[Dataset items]
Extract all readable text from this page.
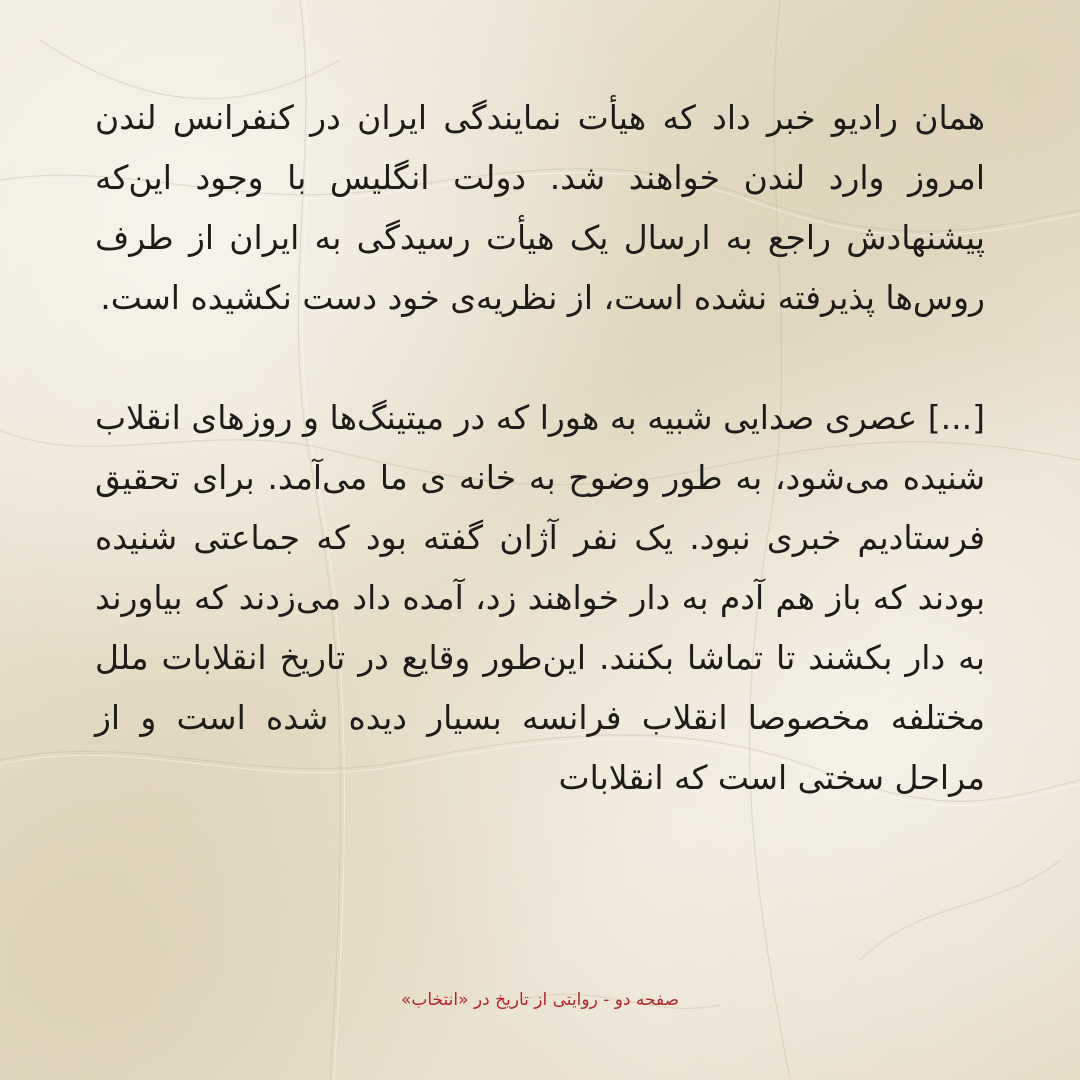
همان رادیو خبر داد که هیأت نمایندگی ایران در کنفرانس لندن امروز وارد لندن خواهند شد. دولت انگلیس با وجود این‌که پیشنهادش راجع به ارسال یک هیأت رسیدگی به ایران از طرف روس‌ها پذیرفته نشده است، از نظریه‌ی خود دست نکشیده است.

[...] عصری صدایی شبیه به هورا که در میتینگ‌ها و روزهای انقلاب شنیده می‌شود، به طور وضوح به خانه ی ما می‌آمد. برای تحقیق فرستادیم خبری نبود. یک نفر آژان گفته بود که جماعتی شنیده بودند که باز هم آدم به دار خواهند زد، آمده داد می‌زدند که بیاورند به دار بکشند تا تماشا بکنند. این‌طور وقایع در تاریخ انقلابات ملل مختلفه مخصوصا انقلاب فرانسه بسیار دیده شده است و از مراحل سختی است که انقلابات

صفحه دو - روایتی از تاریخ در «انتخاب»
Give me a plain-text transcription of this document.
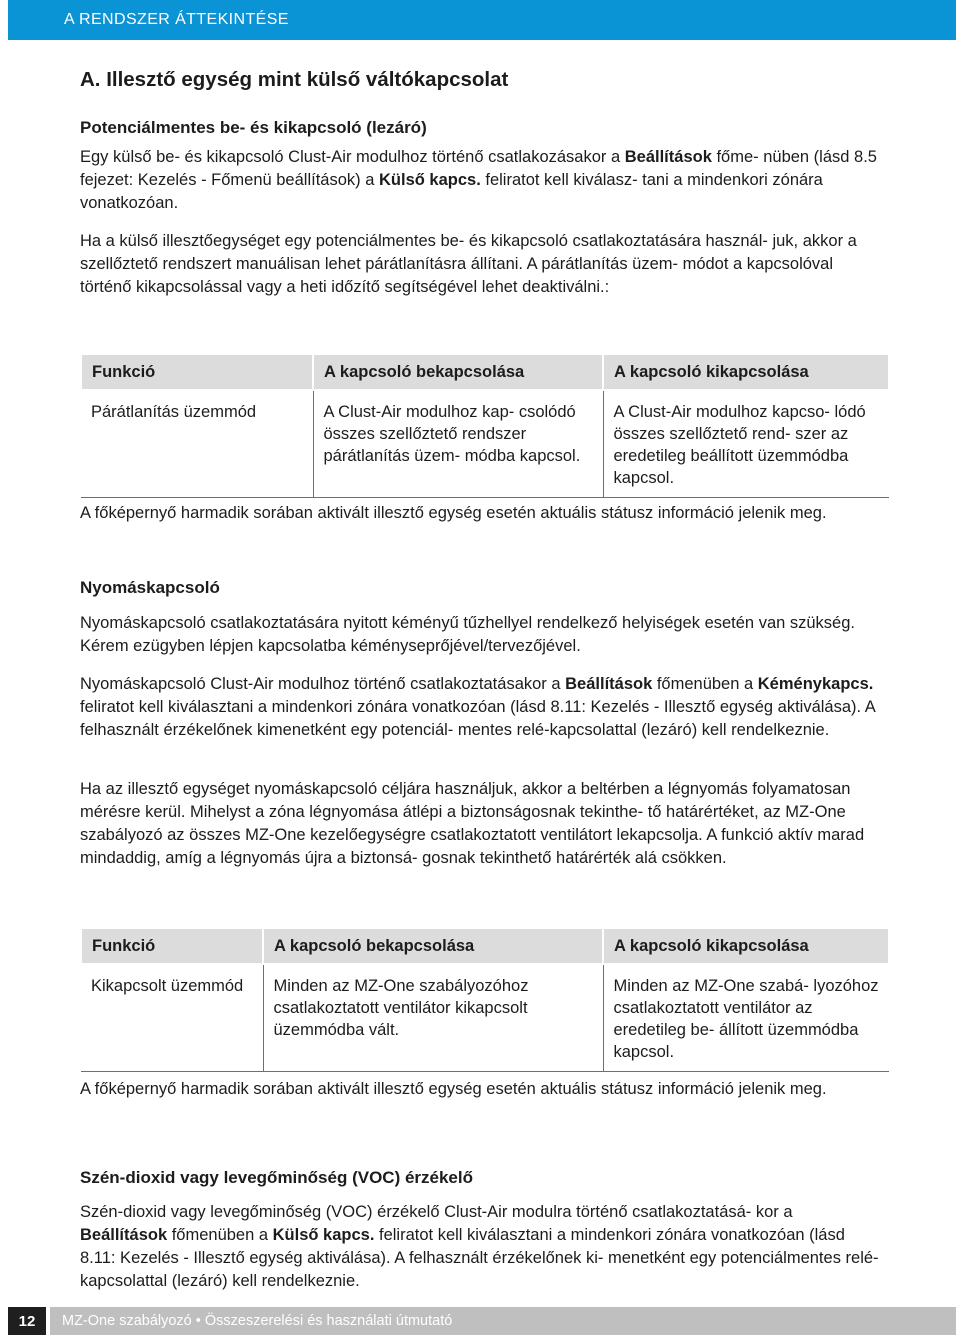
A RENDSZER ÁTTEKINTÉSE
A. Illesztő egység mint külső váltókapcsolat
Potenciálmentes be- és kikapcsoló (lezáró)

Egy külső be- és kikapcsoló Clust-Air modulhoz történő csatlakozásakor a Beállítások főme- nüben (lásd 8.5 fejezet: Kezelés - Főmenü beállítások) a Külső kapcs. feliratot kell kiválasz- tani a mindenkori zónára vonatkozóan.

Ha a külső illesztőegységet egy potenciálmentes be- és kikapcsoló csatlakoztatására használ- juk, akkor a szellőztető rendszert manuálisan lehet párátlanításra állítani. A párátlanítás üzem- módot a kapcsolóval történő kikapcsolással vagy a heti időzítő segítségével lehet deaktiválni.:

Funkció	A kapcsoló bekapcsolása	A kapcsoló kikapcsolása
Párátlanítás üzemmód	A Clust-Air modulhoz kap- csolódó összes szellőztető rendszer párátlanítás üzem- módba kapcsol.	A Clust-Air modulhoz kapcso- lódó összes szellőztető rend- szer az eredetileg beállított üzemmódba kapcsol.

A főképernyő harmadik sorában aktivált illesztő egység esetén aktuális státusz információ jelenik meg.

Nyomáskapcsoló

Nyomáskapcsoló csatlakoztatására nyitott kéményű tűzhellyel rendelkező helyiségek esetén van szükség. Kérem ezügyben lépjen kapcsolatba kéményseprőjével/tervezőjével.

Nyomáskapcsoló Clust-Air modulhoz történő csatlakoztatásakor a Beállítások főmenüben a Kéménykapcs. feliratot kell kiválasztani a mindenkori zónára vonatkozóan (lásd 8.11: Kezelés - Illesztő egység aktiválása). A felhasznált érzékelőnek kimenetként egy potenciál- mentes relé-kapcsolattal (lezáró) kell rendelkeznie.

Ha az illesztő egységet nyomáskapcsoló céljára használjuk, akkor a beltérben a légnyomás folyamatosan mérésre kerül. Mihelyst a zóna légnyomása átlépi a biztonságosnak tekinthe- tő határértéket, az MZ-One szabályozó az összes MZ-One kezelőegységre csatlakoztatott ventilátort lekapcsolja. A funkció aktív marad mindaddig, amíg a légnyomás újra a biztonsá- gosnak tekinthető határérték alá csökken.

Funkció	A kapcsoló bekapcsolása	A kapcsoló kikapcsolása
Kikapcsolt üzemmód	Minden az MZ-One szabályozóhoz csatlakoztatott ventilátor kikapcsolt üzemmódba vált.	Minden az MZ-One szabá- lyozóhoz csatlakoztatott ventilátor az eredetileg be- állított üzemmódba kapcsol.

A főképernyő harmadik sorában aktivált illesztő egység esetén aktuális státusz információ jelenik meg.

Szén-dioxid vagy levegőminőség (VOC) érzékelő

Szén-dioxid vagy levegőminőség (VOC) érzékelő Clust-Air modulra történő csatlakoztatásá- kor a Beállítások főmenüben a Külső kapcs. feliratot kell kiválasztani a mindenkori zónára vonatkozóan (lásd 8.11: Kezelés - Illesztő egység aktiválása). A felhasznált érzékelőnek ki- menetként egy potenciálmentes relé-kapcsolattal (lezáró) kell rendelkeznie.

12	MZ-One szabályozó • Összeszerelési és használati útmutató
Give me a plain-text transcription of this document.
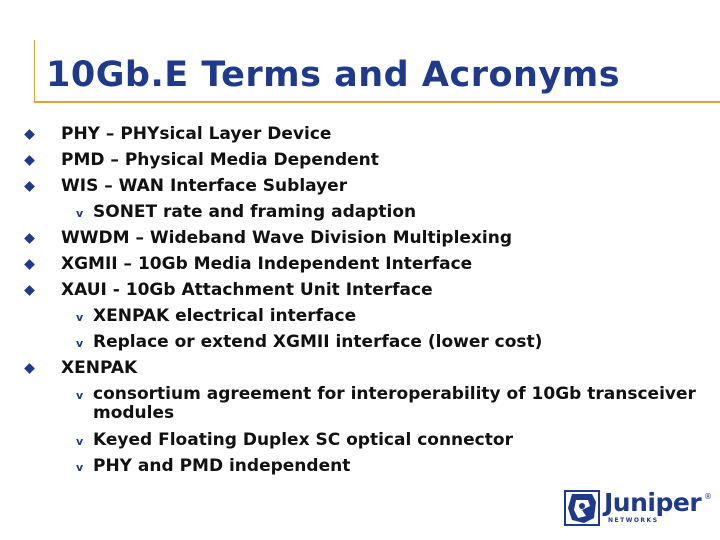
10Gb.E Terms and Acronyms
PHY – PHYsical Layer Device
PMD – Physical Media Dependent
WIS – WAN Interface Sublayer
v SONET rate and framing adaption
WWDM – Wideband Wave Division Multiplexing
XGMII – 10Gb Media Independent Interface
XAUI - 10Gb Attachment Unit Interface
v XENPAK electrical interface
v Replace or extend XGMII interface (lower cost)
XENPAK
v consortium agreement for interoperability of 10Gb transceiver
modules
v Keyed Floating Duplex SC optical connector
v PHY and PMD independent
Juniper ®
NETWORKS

==

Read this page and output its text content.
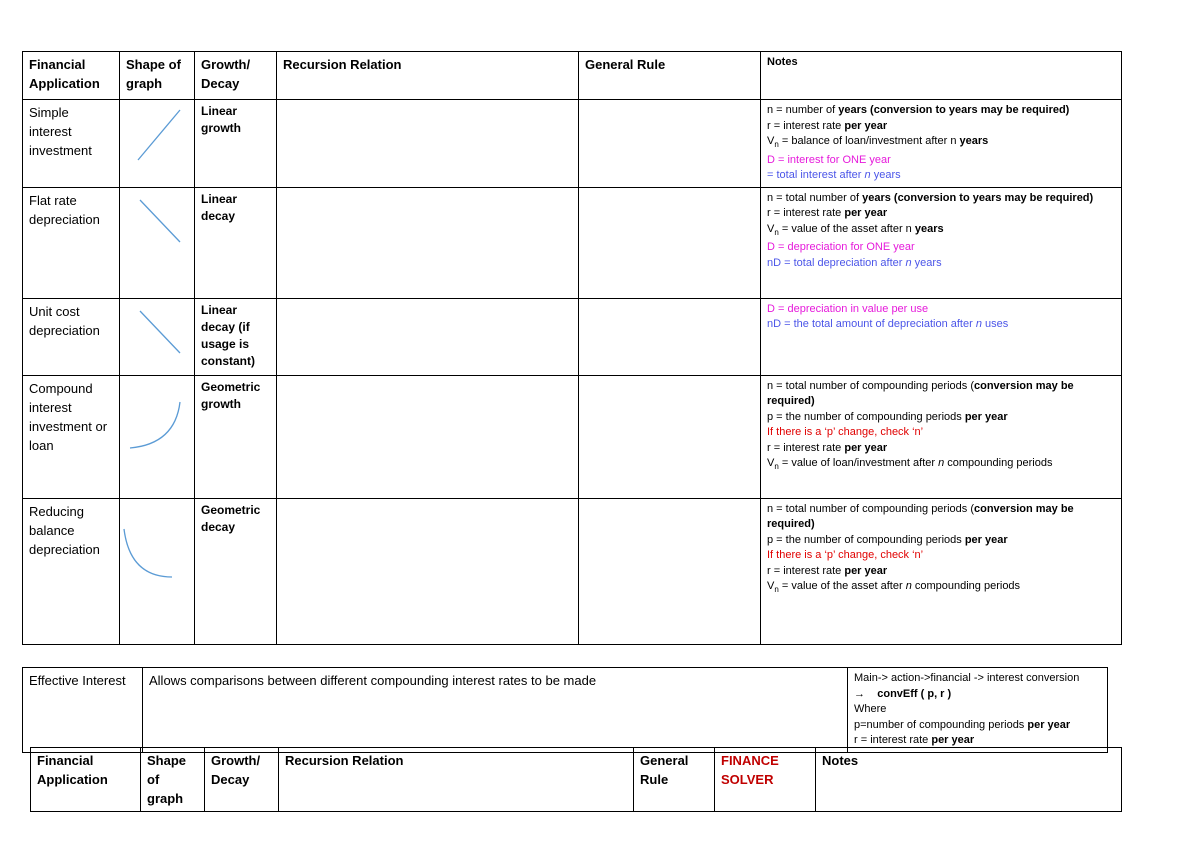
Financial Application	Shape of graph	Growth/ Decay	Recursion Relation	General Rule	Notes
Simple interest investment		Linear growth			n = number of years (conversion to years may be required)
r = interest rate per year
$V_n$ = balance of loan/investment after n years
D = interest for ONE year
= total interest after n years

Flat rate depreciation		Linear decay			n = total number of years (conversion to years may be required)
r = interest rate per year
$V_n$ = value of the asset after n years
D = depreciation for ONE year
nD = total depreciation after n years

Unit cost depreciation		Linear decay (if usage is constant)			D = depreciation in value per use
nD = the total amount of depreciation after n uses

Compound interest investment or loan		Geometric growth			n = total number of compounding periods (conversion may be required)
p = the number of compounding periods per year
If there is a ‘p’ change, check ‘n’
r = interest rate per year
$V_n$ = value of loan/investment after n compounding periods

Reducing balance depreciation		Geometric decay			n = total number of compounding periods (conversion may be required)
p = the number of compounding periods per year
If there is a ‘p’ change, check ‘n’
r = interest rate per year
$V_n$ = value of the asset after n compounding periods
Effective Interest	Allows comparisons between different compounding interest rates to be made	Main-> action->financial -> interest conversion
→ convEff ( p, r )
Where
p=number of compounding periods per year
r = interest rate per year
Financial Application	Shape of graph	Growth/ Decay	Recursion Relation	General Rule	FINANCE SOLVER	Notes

§ The task:
Which lines contain "párátlanítás"? Copy each of them.

§ Completed exercise:
Ha a külső illesztőegységet egy potenciálmentes be- és kikapcsoló csatlakoztatására használ- juk, akkor a szellőztető rendszert manuálisan lehet párátlanításra állítani. A párátlanítás üzem- módot a kapcsolóval történő kikapcsolással vagy a heti időzítő segítségével lehet deaktiválni.:
Párátlanítás üzemmód	A Clust-Air modulhoz kap- csolódó összes szellőztető rendszer párátlanítás üzem- módba kapcsol.	A Clust-Air modulhoz kapcso- lódó összes szellőztető rend- szer az eredetileg beállított üzemmódba kapcsol.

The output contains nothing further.